• **Goal of the exercise**
Rewrite everything from the line containing "List 12 of the" down to the line containing "What elements are", changing "Manufactured products" to "Industrial goods" and leaving all else as it is. Omit the pictures from your answer.

[Spatial annotation entries]
○ ○ ○ ○ ○ ○ ○

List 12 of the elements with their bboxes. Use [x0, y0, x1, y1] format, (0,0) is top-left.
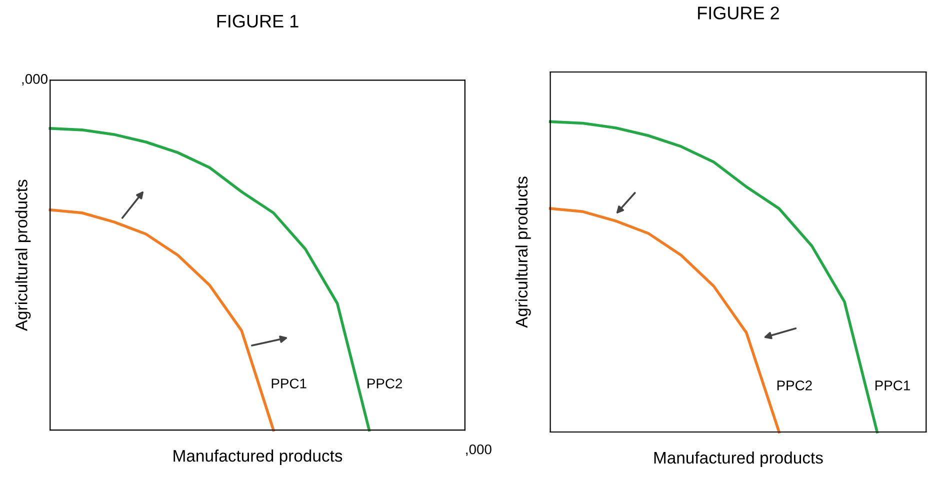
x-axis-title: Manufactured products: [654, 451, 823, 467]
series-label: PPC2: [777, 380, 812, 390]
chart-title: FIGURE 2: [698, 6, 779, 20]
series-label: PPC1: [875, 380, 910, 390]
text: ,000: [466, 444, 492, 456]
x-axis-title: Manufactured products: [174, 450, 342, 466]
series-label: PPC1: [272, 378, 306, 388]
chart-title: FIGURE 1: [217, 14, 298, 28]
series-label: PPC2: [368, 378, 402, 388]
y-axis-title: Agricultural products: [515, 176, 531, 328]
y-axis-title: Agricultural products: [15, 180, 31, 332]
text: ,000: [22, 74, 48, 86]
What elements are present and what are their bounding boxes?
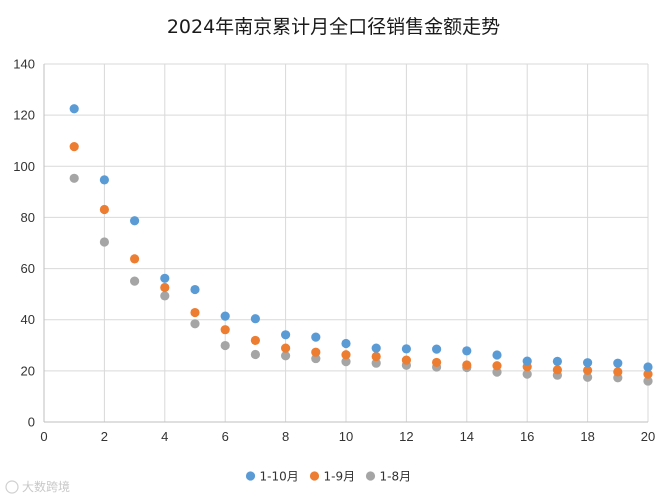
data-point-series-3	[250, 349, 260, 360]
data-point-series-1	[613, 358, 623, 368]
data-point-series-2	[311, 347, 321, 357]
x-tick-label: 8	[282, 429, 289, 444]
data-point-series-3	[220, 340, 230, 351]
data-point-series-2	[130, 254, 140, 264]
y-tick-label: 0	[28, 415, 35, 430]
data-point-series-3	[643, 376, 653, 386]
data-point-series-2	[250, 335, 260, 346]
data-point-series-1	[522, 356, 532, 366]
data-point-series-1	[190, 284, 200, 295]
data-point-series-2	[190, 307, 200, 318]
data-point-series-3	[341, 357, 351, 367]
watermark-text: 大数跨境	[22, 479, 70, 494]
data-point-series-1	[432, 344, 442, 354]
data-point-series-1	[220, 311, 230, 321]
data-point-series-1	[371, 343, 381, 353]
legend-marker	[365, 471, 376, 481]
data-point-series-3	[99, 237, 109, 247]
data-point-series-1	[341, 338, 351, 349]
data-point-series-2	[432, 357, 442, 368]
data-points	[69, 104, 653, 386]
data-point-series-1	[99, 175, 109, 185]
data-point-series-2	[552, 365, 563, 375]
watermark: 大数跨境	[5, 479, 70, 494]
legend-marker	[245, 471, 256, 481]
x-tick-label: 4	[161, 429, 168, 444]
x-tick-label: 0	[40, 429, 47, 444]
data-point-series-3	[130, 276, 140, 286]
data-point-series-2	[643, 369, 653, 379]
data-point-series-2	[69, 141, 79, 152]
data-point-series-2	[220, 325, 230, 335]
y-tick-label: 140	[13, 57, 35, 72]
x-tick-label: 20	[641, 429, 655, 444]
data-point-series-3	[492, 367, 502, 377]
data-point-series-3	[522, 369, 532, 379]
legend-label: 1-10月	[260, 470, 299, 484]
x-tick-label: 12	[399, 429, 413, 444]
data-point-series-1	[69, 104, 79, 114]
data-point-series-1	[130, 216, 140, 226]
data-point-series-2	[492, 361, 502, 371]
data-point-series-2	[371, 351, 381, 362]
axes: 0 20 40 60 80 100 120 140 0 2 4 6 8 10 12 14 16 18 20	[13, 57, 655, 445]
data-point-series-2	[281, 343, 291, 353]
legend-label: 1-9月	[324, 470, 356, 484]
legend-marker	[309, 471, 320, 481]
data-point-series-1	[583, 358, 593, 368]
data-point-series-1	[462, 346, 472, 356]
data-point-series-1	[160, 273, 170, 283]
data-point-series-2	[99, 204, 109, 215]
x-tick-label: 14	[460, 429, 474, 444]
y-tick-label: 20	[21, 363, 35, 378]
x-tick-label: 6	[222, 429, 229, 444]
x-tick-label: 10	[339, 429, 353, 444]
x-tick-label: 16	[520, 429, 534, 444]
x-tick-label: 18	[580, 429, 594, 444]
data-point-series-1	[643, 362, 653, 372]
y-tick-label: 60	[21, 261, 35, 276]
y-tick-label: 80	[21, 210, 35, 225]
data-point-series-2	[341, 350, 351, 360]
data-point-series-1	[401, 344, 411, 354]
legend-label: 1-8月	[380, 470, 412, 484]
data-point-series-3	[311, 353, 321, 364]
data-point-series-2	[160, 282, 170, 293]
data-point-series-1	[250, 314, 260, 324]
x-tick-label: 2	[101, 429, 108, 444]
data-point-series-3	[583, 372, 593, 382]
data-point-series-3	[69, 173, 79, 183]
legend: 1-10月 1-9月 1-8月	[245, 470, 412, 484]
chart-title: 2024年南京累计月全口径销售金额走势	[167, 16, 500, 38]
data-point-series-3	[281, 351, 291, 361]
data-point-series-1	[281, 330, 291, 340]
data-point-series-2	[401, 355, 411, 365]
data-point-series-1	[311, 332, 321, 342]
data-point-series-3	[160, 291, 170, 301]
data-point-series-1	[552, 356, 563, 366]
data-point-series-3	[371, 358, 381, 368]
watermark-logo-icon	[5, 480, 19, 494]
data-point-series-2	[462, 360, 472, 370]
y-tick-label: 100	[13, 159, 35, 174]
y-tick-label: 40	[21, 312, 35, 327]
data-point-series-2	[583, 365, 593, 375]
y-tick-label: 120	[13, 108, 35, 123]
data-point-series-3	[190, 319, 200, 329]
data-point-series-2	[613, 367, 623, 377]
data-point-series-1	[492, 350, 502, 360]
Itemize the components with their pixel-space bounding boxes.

○ ○ ○ ○ ○ ○ ○

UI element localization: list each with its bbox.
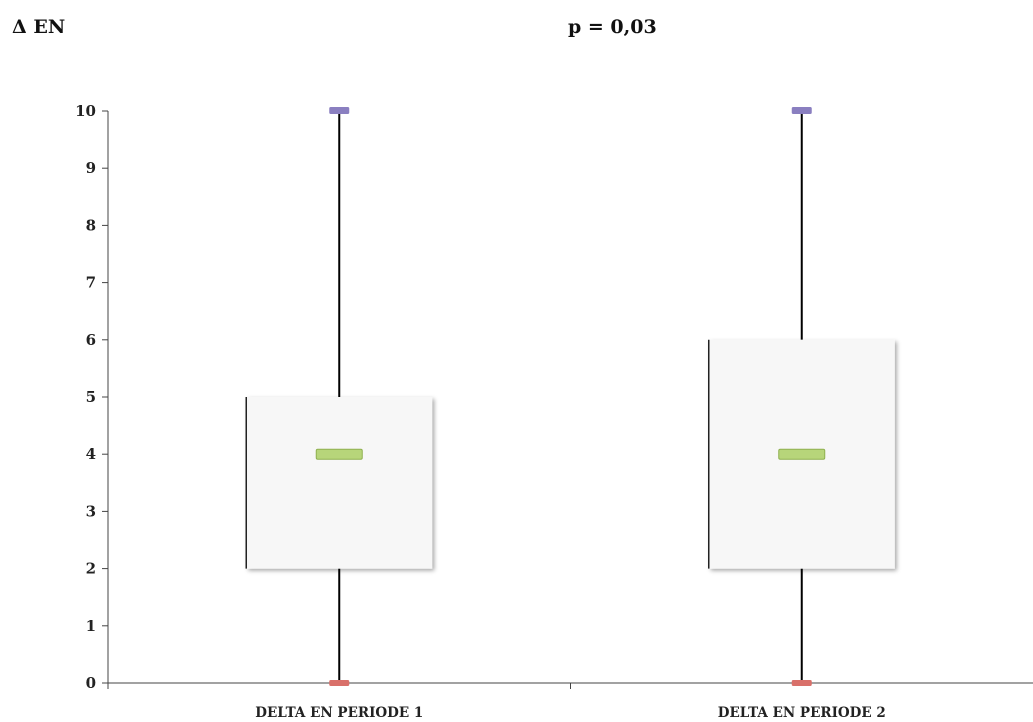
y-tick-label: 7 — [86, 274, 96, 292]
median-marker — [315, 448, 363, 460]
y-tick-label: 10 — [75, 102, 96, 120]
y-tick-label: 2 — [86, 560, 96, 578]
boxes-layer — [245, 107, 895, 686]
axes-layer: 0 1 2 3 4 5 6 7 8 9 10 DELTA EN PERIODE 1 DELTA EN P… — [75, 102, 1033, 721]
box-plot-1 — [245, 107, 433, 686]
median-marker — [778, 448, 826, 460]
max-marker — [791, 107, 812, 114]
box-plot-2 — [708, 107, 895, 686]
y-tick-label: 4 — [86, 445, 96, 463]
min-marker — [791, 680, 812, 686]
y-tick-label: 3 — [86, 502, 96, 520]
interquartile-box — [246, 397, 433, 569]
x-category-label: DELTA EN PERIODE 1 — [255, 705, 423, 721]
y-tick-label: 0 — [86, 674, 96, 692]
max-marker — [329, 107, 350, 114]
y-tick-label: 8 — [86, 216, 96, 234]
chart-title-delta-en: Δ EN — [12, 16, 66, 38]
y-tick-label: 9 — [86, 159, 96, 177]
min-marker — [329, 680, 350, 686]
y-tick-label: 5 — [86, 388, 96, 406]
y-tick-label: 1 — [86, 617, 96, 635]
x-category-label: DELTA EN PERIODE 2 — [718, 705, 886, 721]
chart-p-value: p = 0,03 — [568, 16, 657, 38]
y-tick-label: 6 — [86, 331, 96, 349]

○ ○ ○ ○ ○ ○ ○

• **In response**
List 12 of the elements with their bboxes. Use [x0, y0, x1, y1] format, (0,0) is top-left.
x-axis-title: Industrial goods: [654, 451, 823, 467]
series-label: PPC2: [777, 380, 812, 390]
chart-title: FIGURE 2: [698, 6, 779, 20]
series-label: PPC1: [875, 380, 910, 390]
text: ,000: [466, 444, 492, 456]
x-axis-title: Industrial goods: [174, 450, 342, 466]
series-label: PPC1: [272, 378, 306, 388]
chart-title: FIGURE 1: [217, 14, 298, 28]
series-label: PPC2: [368, 378, 402, 388]
y-axis-title: Agricultural products: [515, 176, 531, 328]
y-axis-title: Agricultural products: [15, 180, 31, 332]
text: ,000: [22, 74, 48, 86]
What elements are present and what are their bounding boxes?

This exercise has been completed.